The input ::
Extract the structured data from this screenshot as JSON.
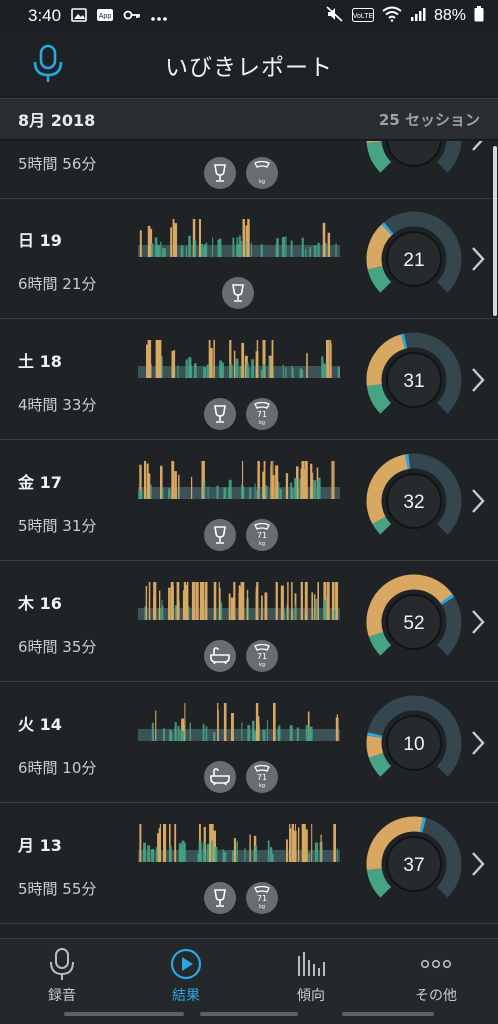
{
  "status_bar": {
    "time": "3:40",
    "left_icons": [
      "image-icon",
      "app-icon",
      "key-icon",
      "more-dots-icon"
    ],
    "right_icons": [
      "mute-icon",
      "volte-icon",
      "wifi-icon",
      "signal-icon",
      "battery-icon"
    ],
    "volte_label": "VoLTE",
    "battery": "88%"
  },
  "header": {
    "title": "いびきレポート",
    "mic_icon": "microphone-icon"
  },
  "month_bar": {
    "month": "8月 2018",
    "sessions": "25 セッション"
  },
  "colors": {
    "accent": "#2aa7e0",
    "quiet": "#3b5258",
    "light": "#46a383",
    "loud": "#d8a862",
    "epic": "#e0b773",
    "gauge_track": "#34474f",
    "gauge_center": "#262a2d"
  },
  "sessions": [
    {
      "day": "",
      "duration": "5時間 56分",
      "score": "",
      "tags": [
        "wine-icon",
        "weight-icon"
      ],
      "quiet": 0.55,
      "light": 0.15,
      "loud": 0.3,
      "weight": ""
    },
    {
      "day": "日 19",
      "duration": "6時間 21分",
      "score": "21",
      "tags": [
        "wine-icon"
      ],
      "quiet": 0.66,
      "light": 0.12,
      "loud": 0.22,
      "weight": ""
    },
    {
      "day": "土 18",
      "duration": "4時間 33分",
      "score": "31",
      "tags": [
        "wine-icon",
        "weight-icon"
      ],
      "quiet": 0.56,
      "light": 0.14,
      "loud": 0.3,
      "weight": "71"
    },
    {
      "day": "金 17",
      "duration": "5時間 31分",
      "score": "32",
      "tags": [
        "wine-icon",
        "weight-icon"
      ],
      "quiet": 0.54,
      "light": 0.06,
      "loud": 0.4,
      "weight": "71"
    },
    {
      "day": "木 16",
      "duration": "6時間 35分",
      "score": "52",
      "tags": [
        "bathtub-icon",
        "weight-icon"
      ],
      "quiet": 0.3,
      "light": 0.1,
      "loud": 0.6,
      "weight": "71"
    },
    {
      "day": "火 14",
      "duration": "6時間 10分",
      "score": "10",
      "tags": [
        "bathtub-icon",
        "weight-icon"
      ],
      "quiet": 0.8,
      "light": 0.1,
      "loud": 0.1,
      "weight": "71"
    },
    {
      "day": "月 13",
      "duration": "5時間 55分",
      "score": "37",
      "tags": [
        "wine-icon",
        "weight-icon"
      ],
      "quiet": 0.46,
      "light": 0.14,
      "loud": 0.4,
      "weight": "71"
    }
  ],
  "bottom_nav": [
    {
      "label": "録音",
      "icon": "microphone-icon",
      "active": false
    },
    {
      "label": "結果",
      "icon": "play-circle-icon",
      "active": true
    },
    {
      "label": "傾向",
      "icon": "bar-chart-icon",
      "active": false
    },
    {
      "label": "その他",
      "icon": "more-dots-icon",
      "active": false
    }
  ]
}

Aim of the exercise ::
Copy each line in full and exactly, omitting any picture.

Reply to the task ::
Extract the structured data from this screenshot as JSON.
{
  "status_bar": {
    "time": "3:40",
    "left_icons": [
      "image-icon",
      "app-icon",
      "key-icon",
      "more-dots-icon"
    ],
    "right_icons": [
      "mute-icon",
      "volte-icon",
      "wifi-icon",
      "signal-icon",
      "battery-icon"
    ],
    "volte_label": "VoLTE",
    "battery": "88%"
  },
  "header": {
    "title": "いびきレポート",
    "mic_icon": "microphone-icon"
  },
  "month_bar": {
    "month": "8月 2018",
    "sessions": "25 セッション"
  },
  "colors": {
    "accent": "#2aa7e0",
    "quiet": "#3b5258",
    "light": "#46a383",
    "loud": "#d8a862",
    "epic": "#e0b773",
    "gauge_track": "#34474f",
    "gauge_center": "#262a2d"
  },
  "sessions": [
    {
      "day": "",
      "duration": "5時間 56分",
      "score": "",
      "tags": [
        "wine-icon",
        "weight-icon"
      ],
      "quiet": 0.55,
      "light": 0.15,
      "loud": 0.3,
      "weight": ""
    },
    {
      "day": "日 19",
      "duration": "6時間 21分",
      "score": "21",
      "tags": [
        "wine-icon"
      ],
      "quiet": 0.66,
      "light": 0.12,
      "loud": 0.22,
      "weight": ""
    },
    {
      "day": "土 18",
      "duration": "4時間 33分",
      "score": "31",
      "tags": [
        "wine-icon",
        "weight-icon"
      ],
      "quiet": 0.56,
      "light": 0.14,
      "loud": 0.3,
      "weight": "71"
    },
    {
      "day": "金 17",
      "duration": "5時間 31分",
      "score": "32",
      "tags": [
        "wine-icon",
        "weight-icon"
      ],
      "quiet": 0.54,
      "light": 0.06,
      "loud": 0.4,
      "weight": "71"
    },
    {
      "day": "木 16",
      "duration": "6時間 35分",
      "score": "52",
      "tags": [
        "bathtub-icon",
        "weight-icon"
      ],
      "quiet": 0.3,
      "light": 0.1,
      "loud": 0.6,
      "weight": "71"
    },
    {
      "day": "火 14",
      "duration": "6時間 10分",
      "score": "10",
      "tags": [
        "bathtub-icon",
        "weight-icon"
      ],
      "quiet": 0.8,
      "light": 0.1,
      "loud": 0.1,
      "weight": "71"
    },
    {
      "day": "月 13",
      "duration": "5時間 55分",
      "score": "37",
      "tags": [
        "wine-icon",
        "weight-icon"
      ],
      "quiet": 0.46,
      "light": 0.14,
      "loud": 0.4,
      "weight": "71"
    }
  ],
  "bottom_nav": [
    {
      "label": "録音",
      "icon": "microphone-icon",
      "active": false
    },
    {
      "label": "結果",
      "icon": "play-circle-icon",
      "active": true
    },
    {
      "label": "傾向",
      "icon": "bar-chart-icon",
      "active": false
    },
    {
      "label": "その他",
      "icon": "more-dots-icon",
      "active": false
    }
  ]
}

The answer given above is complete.